GIVEN TEXT —
* START *

The Cambodian government announced new restriction on foreign marriages last month, stipulating that grooms must be younger than 50 and should earn more than US$2,550 per month.
“Marrying a man over 50 years old seems like a grandfather and a granddaughter,” Foreign Ministry spokesman Koy Kuong said to Phnom Penh Post. “We want people getting married to look like proper couples.”
The salary minimum was in place to prevent labor trafficking and to ensure that Cambodian women enjoyed a decent standard of living, he added.
Foreign men older than 50 are also banned from marrying Cambodian women of their age or older. The ban does not extend to foreign women, The Economist reported.
The restriction prompted outcry among rights groups and human rights activists.
“This justification is reflective of the attitude of this government which considers it appropriate to impose its own norms on the people without regard to their freedom and capacity to choose and often in violation of the law and human rights principles,” renowned human rights activist Ou Virak wrote in the Phnom Penh Post.

* END *

SOURCE MATERIAL —

* START *

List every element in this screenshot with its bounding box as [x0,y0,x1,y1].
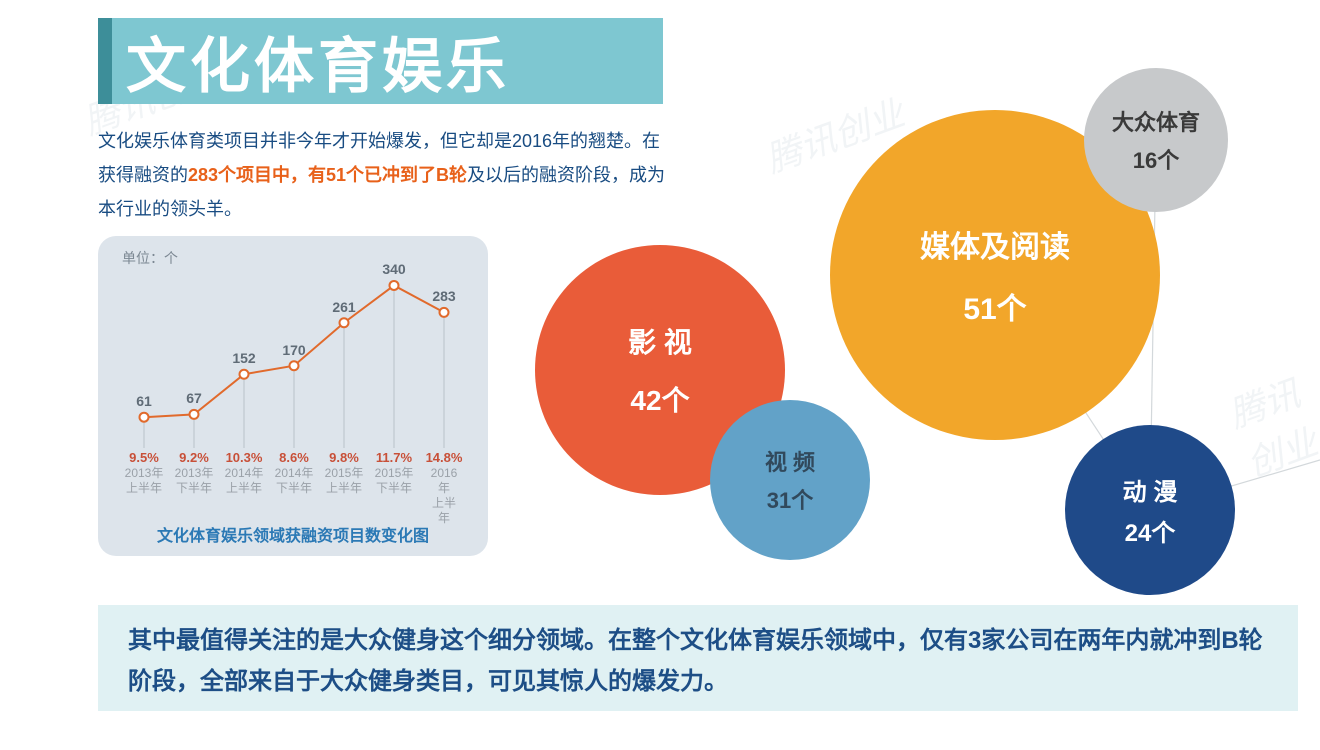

* END *

WORK INSTRUCTIONS —
1) In the article on Cambodia's foreign-marriage rules, what monthly income must a foreign groom earn?
2) Reproduce word for word the passage of the article on Cambodia's foreign-marriage rules from "The salary minimum" to "human rights activists.".

TASK RESPONSES —
1) More than US$2,550 per month.

2)
The salary minimum was in place to prevent labor trafficking and to ensure that Cambodian women enjoyed a decent standard of living, he added.
Foreign men older than 50 are also banned from marrying Cambodian women of their age or older. The ban does not extend to foreign women, The Economist reported.
The restriction prompted outcry among rights groups and human rights activists.